⟨

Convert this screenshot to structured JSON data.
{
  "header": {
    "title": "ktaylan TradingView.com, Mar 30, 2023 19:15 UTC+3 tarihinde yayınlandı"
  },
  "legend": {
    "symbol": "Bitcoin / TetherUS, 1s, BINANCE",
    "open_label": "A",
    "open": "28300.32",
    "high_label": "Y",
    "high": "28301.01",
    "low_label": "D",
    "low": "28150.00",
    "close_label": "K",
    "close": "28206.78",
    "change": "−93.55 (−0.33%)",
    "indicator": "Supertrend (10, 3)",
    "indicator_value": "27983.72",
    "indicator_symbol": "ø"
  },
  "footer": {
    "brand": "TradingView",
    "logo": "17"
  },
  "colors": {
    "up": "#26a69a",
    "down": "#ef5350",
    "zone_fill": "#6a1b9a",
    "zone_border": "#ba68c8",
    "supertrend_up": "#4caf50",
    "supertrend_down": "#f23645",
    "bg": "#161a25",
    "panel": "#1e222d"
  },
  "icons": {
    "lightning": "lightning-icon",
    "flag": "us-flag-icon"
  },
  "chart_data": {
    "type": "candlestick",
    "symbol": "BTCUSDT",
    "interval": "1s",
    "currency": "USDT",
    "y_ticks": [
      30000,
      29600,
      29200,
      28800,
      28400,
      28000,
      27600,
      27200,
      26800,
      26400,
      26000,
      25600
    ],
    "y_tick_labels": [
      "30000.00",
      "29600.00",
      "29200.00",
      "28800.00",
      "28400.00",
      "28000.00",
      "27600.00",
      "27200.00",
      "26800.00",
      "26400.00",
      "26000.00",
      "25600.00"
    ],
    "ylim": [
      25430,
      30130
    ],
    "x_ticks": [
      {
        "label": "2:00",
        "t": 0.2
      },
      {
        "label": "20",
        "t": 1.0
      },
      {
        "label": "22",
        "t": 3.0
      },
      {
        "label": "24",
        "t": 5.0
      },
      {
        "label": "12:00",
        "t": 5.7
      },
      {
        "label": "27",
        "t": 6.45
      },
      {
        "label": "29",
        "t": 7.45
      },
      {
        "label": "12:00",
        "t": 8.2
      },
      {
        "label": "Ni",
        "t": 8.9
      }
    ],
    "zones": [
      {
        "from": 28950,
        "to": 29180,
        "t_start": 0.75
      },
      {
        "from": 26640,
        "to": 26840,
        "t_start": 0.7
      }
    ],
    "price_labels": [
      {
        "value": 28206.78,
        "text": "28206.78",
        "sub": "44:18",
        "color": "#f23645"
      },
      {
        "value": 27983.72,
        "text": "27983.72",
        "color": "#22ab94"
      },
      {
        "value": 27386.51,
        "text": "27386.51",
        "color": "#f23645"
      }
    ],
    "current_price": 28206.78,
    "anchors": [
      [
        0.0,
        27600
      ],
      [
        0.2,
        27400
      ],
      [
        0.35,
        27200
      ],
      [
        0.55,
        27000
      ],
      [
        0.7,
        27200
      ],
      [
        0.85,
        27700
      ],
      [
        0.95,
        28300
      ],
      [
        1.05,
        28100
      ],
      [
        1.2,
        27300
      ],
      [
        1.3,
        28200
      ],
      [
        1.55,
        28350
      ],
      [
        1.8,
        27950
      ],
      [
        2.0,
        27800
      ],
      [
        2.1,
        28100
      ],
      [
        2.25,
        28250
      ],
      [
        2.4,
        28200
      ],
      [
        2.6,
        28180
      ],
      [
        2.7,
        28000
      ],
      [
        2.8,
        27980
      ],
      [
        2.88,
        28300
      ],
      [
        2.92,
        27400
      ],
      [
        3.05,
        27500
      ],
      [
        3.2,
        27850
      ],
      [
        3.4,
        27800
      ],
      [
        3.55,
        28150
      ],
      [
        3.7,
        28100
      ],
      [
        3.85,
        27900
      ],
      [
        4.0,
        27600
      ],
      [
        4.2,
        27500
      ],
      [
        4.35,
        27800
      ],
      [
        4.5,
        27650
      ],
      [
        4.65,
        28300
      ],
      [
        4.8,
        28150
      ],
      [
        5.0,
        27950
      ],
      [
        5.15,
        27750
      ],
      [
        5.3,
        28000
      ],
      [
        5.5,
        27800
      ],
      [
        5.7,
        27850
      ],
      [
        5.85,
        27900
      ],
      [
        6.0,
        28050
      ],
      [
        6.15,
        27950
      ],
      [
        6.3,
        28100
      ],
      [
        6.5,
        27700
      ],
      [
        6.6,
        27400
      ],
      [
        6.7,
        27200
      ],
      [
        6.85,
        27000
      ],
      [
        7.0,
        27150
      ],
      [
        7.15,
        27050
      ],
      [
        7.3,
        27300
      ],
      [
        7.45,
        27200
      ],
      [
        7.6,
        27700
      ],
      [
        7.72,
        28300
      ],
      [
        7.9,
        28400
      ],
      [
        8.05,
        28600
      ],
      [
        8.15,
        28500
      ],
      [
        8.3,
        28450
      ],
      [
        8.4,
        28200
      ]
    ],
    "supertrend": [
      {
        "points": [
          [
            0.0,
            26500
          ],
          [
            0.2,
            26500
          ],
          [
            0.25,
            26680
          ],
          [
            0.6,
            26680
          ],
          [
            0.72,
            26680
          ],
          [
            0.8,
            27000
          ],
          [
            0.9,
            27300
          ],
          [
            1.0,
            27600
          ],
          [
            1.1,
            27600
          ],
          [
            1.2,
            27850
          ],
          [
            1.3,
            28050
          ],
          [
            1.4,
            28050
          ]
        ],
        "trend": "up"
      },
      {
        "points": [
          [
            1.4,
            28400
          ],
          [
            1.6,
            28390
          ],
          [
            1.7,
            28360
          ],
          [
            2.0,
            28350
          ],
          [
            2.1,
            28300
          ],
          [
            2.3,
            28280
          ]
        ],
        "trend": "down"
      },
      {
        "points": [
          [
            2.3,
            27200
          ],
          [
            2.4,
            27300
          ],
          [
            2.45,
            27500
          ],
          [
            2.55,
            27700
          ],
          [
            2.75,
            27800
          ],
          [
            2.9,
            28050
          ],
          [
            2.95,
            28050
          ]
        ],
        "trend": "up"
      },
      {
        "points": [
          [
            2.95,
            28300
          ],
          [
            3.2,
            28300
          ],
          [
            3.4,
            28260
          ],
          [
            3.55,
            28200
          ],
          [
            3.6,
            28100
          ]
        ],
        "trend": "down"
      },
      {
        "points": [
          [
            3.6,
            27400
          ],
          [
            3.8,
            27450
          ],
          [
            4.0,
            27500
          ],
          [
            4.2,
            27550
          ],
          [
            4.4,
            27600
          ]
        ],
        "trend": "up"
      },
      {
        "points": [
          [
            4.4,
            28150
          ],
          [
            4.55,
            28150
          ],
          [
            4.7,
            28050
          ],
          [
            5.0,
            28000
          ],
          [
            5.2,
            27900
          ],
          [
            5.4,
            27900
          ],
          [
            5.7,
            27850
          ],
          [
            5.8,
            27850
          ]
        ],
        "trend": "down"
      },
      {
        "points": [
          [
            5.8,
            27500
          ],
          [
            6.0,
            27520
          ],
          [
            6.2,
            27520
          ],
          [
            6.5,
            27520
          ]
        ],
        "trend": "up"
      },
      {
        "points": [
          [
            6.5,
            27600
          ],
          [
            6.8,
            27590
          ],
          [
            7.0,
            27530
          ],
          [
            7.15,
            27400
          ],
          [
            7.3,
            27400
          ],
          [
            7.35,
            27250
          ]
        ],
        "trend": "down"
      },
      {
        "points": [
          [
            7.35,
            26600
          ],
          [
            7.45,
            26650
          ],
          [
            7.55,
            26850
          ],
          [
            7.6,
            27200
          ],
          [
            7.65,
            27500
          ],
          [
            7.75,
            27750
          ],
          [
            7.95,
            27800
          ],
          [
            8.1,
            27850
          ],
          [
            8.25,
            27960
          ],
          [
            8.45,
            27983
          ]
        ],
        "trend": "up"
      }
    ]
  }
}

⟩

Copy every line of the records word for word.

- **Task answer**:
Convert this screenshot to structured JSON data.
{
  "header": {
    "title": "ktaylan TradingView.com, Mar 30, 2023 19:15 UTC+3 tarihinde yayınlandı"
  },
  "legend": {
    "symbol": "Bitcoin / TetherUS, 1s, BINANCE",
    "open_label": "A",
    "open": "28300.32",
    "high_label": "Y",
    "high": "28301.01",
    "low_label": "D",
    "low": "28150.00",
    "close_label": "K",
    "close": "28206.78",
    "change": "−93.55 (−0.33%)",
    "indicator": "Supertrend (10, 3)",
    "indicator_value": "27983.72",
    "indicator_symbol": "ø"
  },
  "footer": {
    "brand": "TradingView",
    "logo": "17"
  },
  "colors": {
    "up": "#26a69a",
    "down": "#ef5350",
    "zone_fill": "#6a1b9a",
    "zone_border": "#ba68c8",
    "supertrend_up": "#4caf50",
    "supertrend_down": "#f23645",
    "bg": "#161a25",
    "panel": "#1e222d"
  },
  "icons": {
    "lightning": "lightning-icon",
    "flag": "us-flag-icon"
  },
  "chart_data": {
    "type": "candlestick",
    "symbol": "BTCUSDT",
    "interval": "1s",
    "currency": "USDT",
    "y_ticks": [
      30000,
      29600,
      29200,
      28800,
      28400,
      28000,
      27600,
      27200,
      26800,
      26400,
      26000,
      25600
    ],
    "y_tick_labels": [
      "30000.00",
      "29600.00",
      "29200.00",
      "28800.00",
      "28400.00",
      "28000.00",
      "27600.00",
      "27200.00",
      "26800.00",
      "26400.00",
      "26000.00",
      "25600.00"
    ],
    "ylim": [
      25430,
      30130
    ],
    "x_ticks": [
      {
        "label": "2:00",
        "t": 0.2
      },
      {
        "label": "20",
        "t": 1.0
      },
      {
        "label": "22",
        "t": 3.0
      },
      {
        "label": "24",
        "t": 5.0
      },
      {
        "label": "12:00",
        "t": 5.7
      },
      {
        "label": "27",
        "t": 6.45
      },
      {
        "label": "29",
        "t": 7.45
      },
      {
        "label": "12:00",
        "t": 8.2
      },
      {
        "label": "Ni",
        "t": 8.9
      }
    ],
    "zones": [
      {
        "from": 28950,
        "to": 29180,
        "t_start": 0.75
      },
      {
        "from": 26640,
        "to": 26840,
        "t_start": 0.7
      }
    ],
    "price_labels": [
      {
        "value": 28206.78,
        "text": "28206.78",
        "sub": "44:18",
        "color": "#f23645"
      },
      {
        "value": 27983.72,
        "text": "27983.72",
        "color": "#22ab94"
      },
      {
        "value": 27386.51,
        "text": "27386.51",
        "color": "#f23645"
      }
    ],
    "current_price": 28206.78,
    "anchors": [
      [
        0.0,
        27600
      ],
      [
        0.2,
        27400
      ],
      [
        0.35,
        27200
      ],
      [
        0.55,
        27000
      ],
      [
        0.7,
        27200
      ],
      [
        0.85,
        27700
      ],
      [
        0.95,
        28300
      ],
      [
        1.05,
        28100
      ],
      [
        1.2,
        27300
      ],
      [
        1.3,
        28200
      ],
      [
        1.55,
        28350
      ],
      [
        1.8,
        27950
      ],
      [
        2.0,
        27800
      ],
      [
        2.1,
        28100
      ],
      [
        2.25,
        28250
      ],
      [
        2.4,
        28200
      ],
      [
        2.6,
        28180
      ],
      [
        2.7,
        28000
      ],
      [
        2.8,
        27980
      ],
      [
        2.88,
        28300
      ],
      [
        2.92,
        27400
      ],
      [
        3.05,
        27500
      ],
      [
        3.2,
        27850
      ],
      [
        3.4,
        27800
      ],
      [
        3.55,
        28150
      ],
      [
        3.7,
        28100
      ],
      [
        3.85,
        27900
      ],
      [
        4.0,
        27600
      ],
      [
        4.2,
        27500
      ],
      [
        4.35,
        27800
      ],
      [
        4.5,
        27650
      ],
      [
        4.65,
        28300
      ],
      [
        4.8,
        28150
      ],
      [
        5.0,
        27950
      ],
      [
        5.15,
        27750
      ],
      [
        5.3,
        28000
      ],
      [
        5.5,
        27800
      ],
      [
        5.7,
        27850
      ],
      [
        5.85,
        27900
      ],
      [
        6.0,
        28050
      ],
      [
        6.15,
        27950
      ],
      [
        6.3,
        28100
      ],
      [
        6.5,
        27700
      ],
      [
        6.6,
        27400
      ],
      [
        6.7,
        27200
      ],
      [
        6.85,
        27000
      ],
      [
        7.0,
        27150
      ],
      [
        7.15,
        27050
      ],
      [
        7.3,
        27300
      ],
      [
        7.45,
        27200
      ],
      [
        7.6,
        27700
      ],
      [
        7.72,
        28300
      ],
      [
        7.9,
        28400
      ],
      [
        8.05,
        28600
      ],
      [
        8.15,
        28500
      ],
      [
        8.3,
        28450
      ],
      [
        8.4,
        28200
      ]
    ],
    "supertrend": [
      {
        "points": [
          [
            0.0,
            26500
          ],
          [
            0.2,
            26500
          ],
          [
            0.25,
            26680
          ],
          [
            0.6,
            26680
          ],
          [
            0.72,
            26680
          ],
          [
            0.8,
            27000
          ],
          [
            0.9,
            27300
          ],
          [
            1.0,
            27600
          ],
          [
            1.1,
            27600
          ],
          [
            1.2,
            27850
          ],
          [
            1.3,
            28050
          ],
          [
            1.4,
            28050
          ]
        ],
        "trend": "up"
      },
      {
        "points": [
          [
            1.4,
            28400
          ],
          [
            1.6,
            28390
          ],
          [
            1.7,
            28360
          ],
          [
            2.0,
            28350
          ],
          [
            2.1,
            28300
          ],
          [
            2.3,
            28280
          ]
        ],
        "trend": "down"
      },
      {
        "points": [
          [
            2.3,
            27200
          ],
          [
            2.4,
            27300
          ],
          [
            2.45,
            27500
          ],
          [
            2.55,
            27700
          ],
          [
            2.75,
            27800
          ],
          [
            2.9,
            28050
          ],
          [
            2.95,
            28050
          ]
        ],
        "trend": "up"
      },
      {
        "points": [
          [
            2.95,
            28300
          ],
          [
            3.2,
            28300
          ],
          [
            3.4,
            28260
          ],
          [
            3.55,
            28200
          ],
          [
            3.6,
            28100
          ]
        ],
        "trend": "down"
      },
      {
        "points": [
          [
            3.6,
            27400
          ],
          [
            3.8,
            27450
          ],
          [
            4.0,
            27500
          ],
          [
            4.2,
            27550
          ],
          [
            4.4,
            27600
          ]
        ],
        "trend": "up"
      },
      {
        "points": [
          [
            4.4,
            28150
          ],
          [
            4.55,
            28150
          ],
          [
            4.7,
            28050
          ],
          [
            5.0,
            28000
          ],
          [
            5.2,
            27900
          ],
          [
            5.4,
            27900
          ],
          [
            5.7,
            27850
          ],
          [
            5.8,
            27850
          ]
        ],
        "trend": "down"
      },
      {
        "points": [
          [
            5.8,
            27500
          ],
          [
            6.0,
            27520
          ],
          [
            6.2,
            27520
          ],
          [
            6.5,
            27520
          ]
        ],
        "trend": "up"
      },
      {
        "points": [
          [
            6.5,
            27600
          ],
          [
            6.8,
            27590
          ],
          [
            7.0,
            27530
          ],
          [
            7.15,
            27400
          ],
          [
            7.3,
            27400
          ],
          [
            7.35,
            27250
          ]
        ],
        "trend": "down"
      },
      {
        "points": [
          [
            7.35,
            26600
          ],
          [
            7.45,
            26650
          ],
          [
            7.55,
            26850
          ],
          [
            7.6,
            27200
          ],
          [
            7.65,
            27500
          ],
          [
            7.75,
            27750
          ],
          [
            7.95,
            27800
          ],
          [
            8.1,
            27850
          ],
          [
            8.25,
            27960
          ],
          [
            8.45,
            27983
          ]
        ],
        "trend": "up"
      }
    ]
  }
}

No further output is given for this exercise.